Dataset entries:
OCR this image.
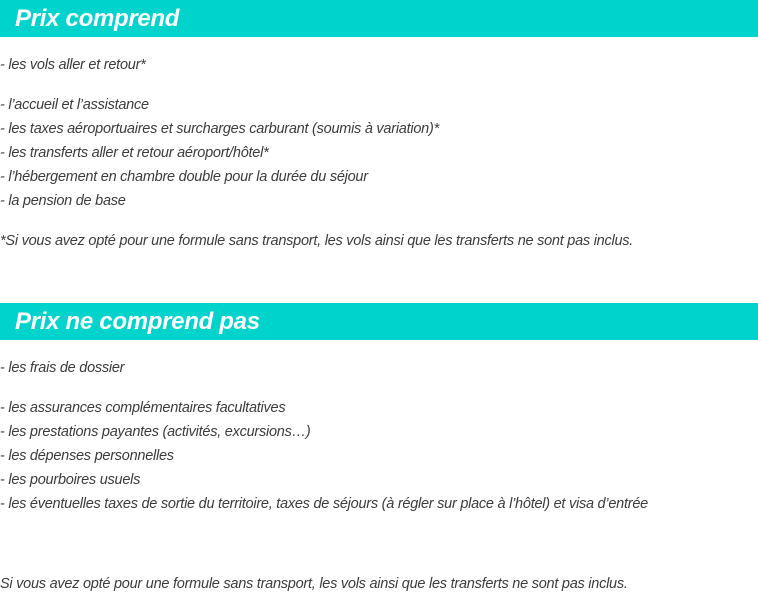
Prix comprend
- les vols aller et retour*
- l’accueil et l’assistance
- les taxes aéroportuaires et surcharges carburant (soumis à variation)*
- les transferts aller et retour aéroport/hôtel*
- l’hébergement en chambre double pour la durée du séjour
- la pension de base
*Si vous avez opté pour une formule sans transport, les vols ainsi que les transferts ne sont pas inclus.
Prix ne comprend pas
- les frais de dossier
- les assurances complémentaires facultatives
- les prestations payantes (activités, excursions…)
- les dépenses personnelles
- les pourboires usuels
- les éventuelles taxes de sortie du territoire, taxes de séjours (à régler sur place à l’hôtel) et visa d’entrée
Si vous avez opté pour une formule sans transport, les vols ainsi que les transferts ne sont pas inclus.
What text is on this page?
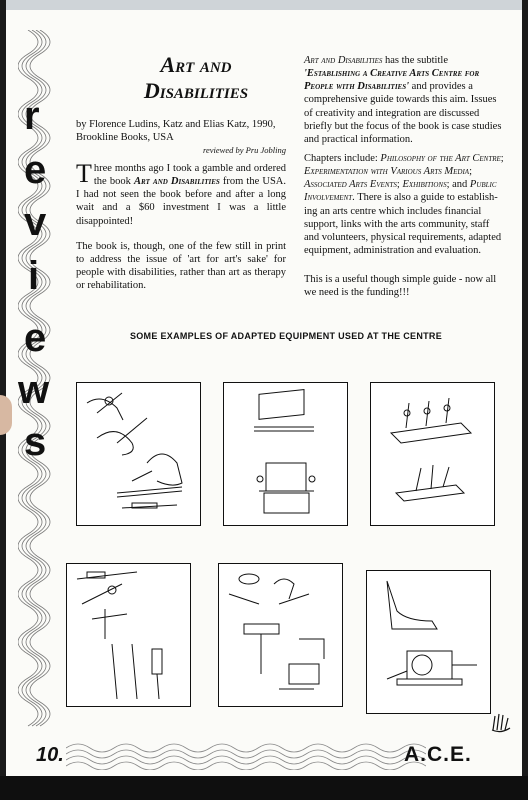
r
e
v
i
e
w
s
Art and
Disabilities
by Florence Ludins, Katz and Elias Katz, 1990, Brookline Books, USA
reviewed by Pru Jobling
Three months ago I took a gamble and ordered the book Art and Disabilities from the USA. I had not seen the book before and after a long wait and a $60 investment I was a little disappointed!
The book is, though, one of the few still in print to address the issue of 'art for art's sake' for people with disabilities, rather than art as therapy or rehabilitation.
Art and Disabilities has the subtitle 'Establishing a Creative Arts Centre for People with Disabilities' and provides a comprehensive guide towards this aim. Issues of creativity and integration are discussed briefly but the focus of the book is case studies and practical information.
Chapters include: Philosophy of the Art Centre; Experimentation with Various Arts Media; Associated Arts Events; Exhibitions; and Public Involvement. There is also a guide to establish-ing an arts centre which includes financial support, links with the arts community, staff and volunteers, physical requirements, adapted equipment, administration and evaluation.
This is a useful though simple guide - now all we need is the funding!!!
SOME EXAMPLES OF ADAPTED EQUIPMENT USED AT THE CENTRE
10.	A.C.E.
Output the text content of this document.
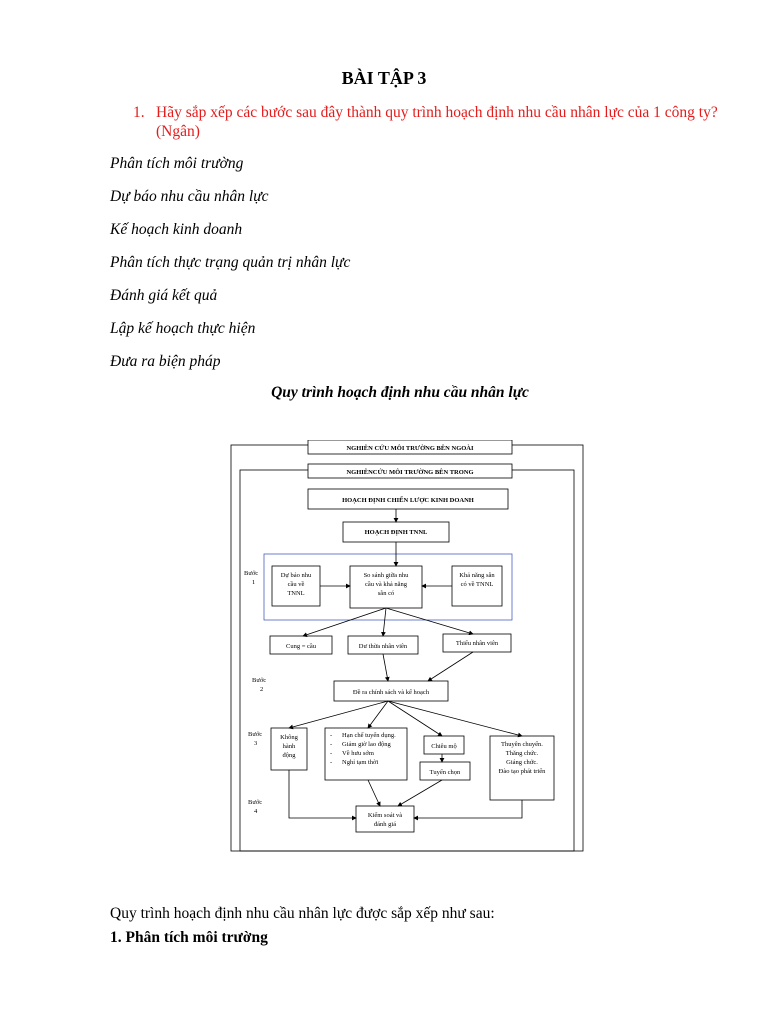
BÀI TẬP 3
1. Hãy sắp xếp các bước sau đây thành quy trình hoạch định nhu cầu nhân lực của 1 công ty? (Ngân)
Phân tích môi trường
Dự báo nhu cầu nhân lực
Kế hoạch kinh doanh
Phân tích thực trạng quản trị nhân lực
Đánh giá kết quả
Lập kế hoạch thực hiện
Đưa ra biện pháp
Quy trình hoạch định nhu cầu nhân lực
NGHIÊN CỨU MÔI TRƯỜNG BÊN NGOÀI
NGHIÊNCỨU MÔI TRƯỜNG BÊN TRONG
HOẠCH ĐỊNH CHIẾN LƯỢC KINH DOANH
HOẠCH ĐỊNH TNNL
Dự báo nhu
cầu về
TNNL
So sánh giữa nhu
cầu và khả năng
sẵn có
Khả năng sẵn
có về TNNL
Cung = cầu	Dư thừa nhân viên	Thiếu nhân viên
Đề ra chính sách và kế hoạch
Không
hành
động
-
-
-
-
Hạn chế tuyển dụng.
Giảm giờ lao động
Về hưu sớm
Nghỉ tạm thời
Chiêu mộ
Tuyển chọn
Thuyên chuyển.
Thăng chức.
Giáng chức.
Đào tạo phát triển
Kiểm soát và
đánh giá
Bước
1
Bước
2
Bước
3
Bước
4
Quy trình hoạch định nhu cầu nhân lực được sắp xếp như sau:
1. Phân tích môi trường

...

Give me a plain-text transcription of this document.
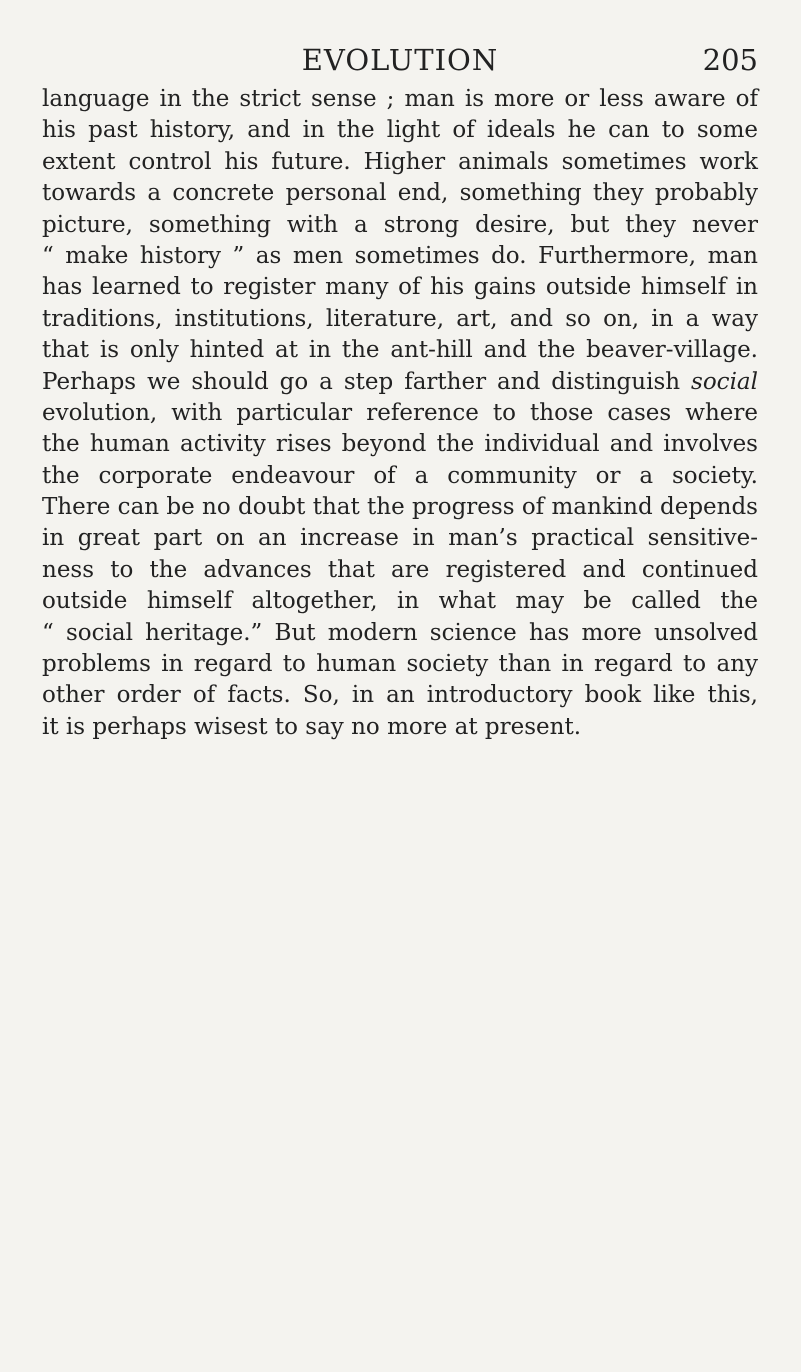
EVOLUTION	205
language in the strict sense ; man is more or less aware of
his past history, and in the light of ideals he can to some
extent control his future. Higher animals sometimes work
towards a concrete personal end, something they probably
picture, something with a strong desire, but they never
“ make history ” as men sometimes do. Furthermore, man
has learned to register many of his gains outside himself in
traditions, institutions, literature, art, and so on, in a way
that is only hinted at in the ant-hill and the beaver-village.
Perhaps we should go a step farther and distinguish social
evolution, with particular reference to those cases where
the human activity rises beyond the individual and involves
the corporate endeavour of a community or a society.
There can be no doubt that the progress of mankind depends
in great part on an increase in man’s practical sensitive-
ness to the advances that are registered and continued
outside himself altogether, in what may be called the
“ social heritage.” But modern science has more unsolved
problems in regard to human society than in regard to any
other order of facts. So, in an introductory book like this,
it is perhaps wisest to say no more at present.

**Exercise objective**
List all lines from the entries that include the word "than".

**Solution to the exercise**
The book is, though, one of the few still in print to address the issue of 'art for art's sake' for people with disabilities, rather than art as therapy or rehabilitation.
problems in regard to human society than in regard to any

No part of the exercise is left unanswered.